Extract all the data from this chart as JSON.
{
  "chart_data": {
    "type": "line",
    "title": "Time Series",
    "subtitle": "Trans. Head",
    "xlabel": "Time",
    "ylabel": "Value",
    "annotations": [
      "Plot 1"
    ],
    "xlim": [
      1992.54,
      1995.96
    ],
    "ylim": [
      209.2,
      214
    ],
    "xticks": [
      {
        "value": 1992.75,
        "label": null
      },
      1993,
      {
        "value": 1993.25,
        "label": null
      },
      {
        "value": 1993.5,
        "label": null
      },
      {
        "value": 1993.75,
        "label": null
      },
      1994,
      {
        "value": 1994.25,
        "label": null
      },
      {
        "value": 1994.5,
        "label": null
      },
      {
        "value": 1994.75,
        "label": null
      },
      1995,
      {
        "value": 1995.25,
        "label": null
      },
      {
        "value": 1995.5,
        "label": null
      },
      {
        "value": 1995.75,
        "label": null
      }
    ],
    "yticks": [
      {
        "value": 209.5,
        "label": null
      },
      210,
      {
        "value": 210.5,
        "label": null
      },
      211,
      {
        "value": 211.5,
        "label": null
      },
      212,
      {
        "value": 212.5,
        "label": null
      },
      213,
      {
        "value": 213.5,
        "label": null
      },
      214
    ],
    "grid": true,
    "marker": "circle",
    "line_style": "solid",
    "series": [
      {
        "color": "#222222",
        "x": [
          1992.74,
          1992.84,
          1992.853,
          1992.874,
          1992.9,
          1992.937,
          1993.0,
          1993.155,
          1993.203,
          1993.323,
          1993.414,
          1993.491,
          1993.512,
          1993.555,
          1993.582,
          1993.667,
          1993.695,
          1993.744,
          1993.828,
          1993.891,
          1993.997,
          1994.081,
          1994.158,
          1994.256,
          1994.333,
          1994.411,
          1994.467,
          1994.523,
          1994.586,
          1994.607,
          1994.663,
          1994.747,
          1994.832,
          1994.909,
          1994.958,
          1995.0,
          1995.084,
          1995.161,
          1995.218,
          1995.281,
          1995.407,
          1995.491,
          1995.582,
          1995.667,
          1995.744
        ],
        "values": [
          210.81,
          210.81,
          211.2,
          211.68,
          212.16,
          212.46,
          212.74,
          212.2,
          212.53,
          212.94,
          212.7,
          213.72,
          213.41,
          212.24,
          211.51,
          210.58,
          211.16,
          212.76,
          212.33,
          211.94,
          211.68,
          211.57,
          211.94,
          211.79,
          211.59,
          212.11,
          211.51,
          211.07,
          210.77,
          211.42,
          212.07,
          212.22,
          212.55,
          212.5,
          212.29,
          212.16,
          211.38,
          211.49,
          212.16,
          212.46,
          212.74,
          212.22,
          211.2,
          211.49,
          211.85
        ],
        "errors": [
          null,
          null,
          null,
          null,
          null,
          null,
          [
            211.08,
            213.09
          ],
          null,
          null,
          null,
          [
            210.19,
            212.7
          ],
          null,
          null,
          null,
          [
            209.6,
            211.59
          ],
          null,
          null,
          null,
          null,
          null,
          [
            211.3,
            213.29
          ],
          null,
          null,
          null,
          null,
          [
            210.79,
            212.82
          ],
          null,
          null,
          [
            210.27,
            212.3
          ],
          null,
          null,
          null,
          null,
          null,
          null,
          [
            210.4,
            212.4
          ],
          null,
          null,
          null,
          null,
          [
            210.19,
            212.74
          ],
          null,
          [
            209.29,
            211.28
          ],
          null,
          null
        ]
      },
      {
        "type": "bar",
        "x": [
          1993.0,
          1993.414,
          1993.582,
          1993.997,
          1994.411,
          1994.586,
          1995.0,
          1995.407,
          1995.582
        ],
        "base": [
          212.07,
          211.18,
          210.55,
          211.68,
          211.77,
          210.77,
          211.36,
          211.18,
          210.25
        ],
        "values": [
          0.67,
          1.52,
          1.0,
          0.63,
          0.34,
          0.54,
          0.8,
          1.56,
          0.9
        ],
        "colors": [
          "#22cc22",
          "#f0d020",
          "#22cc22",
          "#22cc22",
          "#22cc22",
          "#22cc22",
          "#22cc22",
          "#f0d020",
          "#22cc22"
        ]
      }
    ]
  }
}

********

Requirements
Each line above must be printed exactly as it appears.

Answer to this exercise
Extract all the data from this chart as JSON.
{
  "chart_data": {
    "type": "line",
    "title": "Time Series",
    "subtitle": "Trans. Head",
    "xlabel": "Time",
    "ylabel": "Value",
    "annotations": [
      "Plot 1"
    ],
    "xlim": [
      1992.54,
      1995.96
    ],
    "ylim": [
      209.2,
      214
    ],
    "xticks": [
      {
        "value": 1992.75,
        "label": null
      },
      1993,
      {
        "value": 1993.25,
        "label": null
      },
      {
        "value": 1993.5,
        "label": null
      },
      {
        "value": 1993.75,
        "label": null
      },
      1994,
      {
        "value": 1994.25,
        "label": null
      },
      {
        "value": 1994.5,
        "label": null
      },
      {
        "value": 1994.75,
        "label": null
      },
      1995,
      {
        "value": 1995.25,
        "label": null
      },
      {
        "value": 1995.5,
        "label": null
      },
      {
        "value": 1995.75,
        "label": null
      }
    ],
    "yticks": [
      {
        "value": 209.5,
        "label": null
      },
      210,
      {
        "value": 210.5,
        "label": null
      },
      211,
      {
        "value": 211.5,
        "label": null
      },
      212,
      {
        "value": 212.5,
        "label": null
      },
      213,
      {
        "value": 213.5,
        "label": null
      },
      214
    ],
    "grid": true,
    "marker": "circle",
    "line_style": "solid",
    "series": [
      {
        "color": "#222222",
        "x": [
          1992.74,
          1992.84,
          1992.853,
          1992.874,
          1992.9,
          1992.937,
          1993.0,
          1993.155,
          1993.203,
          1993.323,
          1993.414,
          1993.491,
          1993.512,
          1993.555,
          1993.582,
          1993.667,
          1993.695,
          1993.744,
          1993.828,
          1993.891,
          1993.997,
          1994.081,
          1994.158,
          1994.256,
          1994.333,
          1994.411,
          1994.467,
          1994.523,
          1994.586,
          1994.607,
          1994.663,
          1994.747,
          1994.832,
          1994.909,
          1994.958,
          1995.0,
          1995.084,
          1995.161,
          1995.218,
          1995.281,
          1995.407,
          1995.491,
          1995.582,
          1995.667,
          1995.744
        ],
        "values": [
          210.81,
          210.81,
          211.2,
          211.68,
          212.16,
          212.46,
          212.74,
          212.2,
          212.53,
          212.94,
          212.7,
          213.72,
          213.41,
          212.24,
          211.51,
          210.58,
          211.16,
          212.76,
          212.33,
          211.94,
          211.68,
          211.57,
          211.94,
          211.79,
          211.59,
          212.11,
          211.51,
          211.07,
          210.77,
          211.42,
          212.07,
          212.22,
          212.55,
          212.5,
          212.29,
          212.16,
          211.38,
          211.49,
          212.16,
          212.46,
          212.74,
          212.22,
          211.2,
          211.49,
          211.85
        ],
        "errors": [
          null,
          null,
          null,
          null,
          null,
          null,
          [
            211.08,
            213.09
          ],
          null,
          null,
          null,
          [
            210.19,
            212.7
          ],
          null,
          null,
          null,
          [
            209.6,
            211.59
          ],
          null,
          null,
          null,
          null,
          null,
          [
            211.3,
            213.29
          ],
          null,
          null,
          null,
          null,
          [
            210.79,
            212.82
          ],
          null,
          null,
          [
            210.27,
            212.3
          ],
          null,
          null,
          null,
          null,
          null,
          null,
          [
            210.4,
            212.4
          ],
          null,
          null,
          null,
          null,
          [
            210.19,
            212.74
          ],
          null,
          [
            209.29,
            211.28
          ],
          null,
          null
        ]
      },
      {
        "type": "bar",
        "x": [
          1993.0,
          1993.414,
          1993.582,
          1993.997,
          1994.411,
          1994.586,
          1995.0,
          1995.407,
          1995.582
        ],
        "base": [
          212.07,
          211.18,
          210.55,
          211.68,
          211.77,
          210.77,
          211.36,
          211.18,
          210.25
        ],
        "values": [
          0.67,
          1.52,
          1.0,
          0.63,
          0.34,
          0.54,
          0.8,
          1.56,
          0.9
        ],
        "colors": [
          "#22cc22",
          "#f0d020",
          "#22cc22",
          "#22cc22",
          "#22cc22",
          "#22cc22",
          "#22cc22",
          "#f0d020",
          "#22cc22"
        ]
      }
    ]
  }
}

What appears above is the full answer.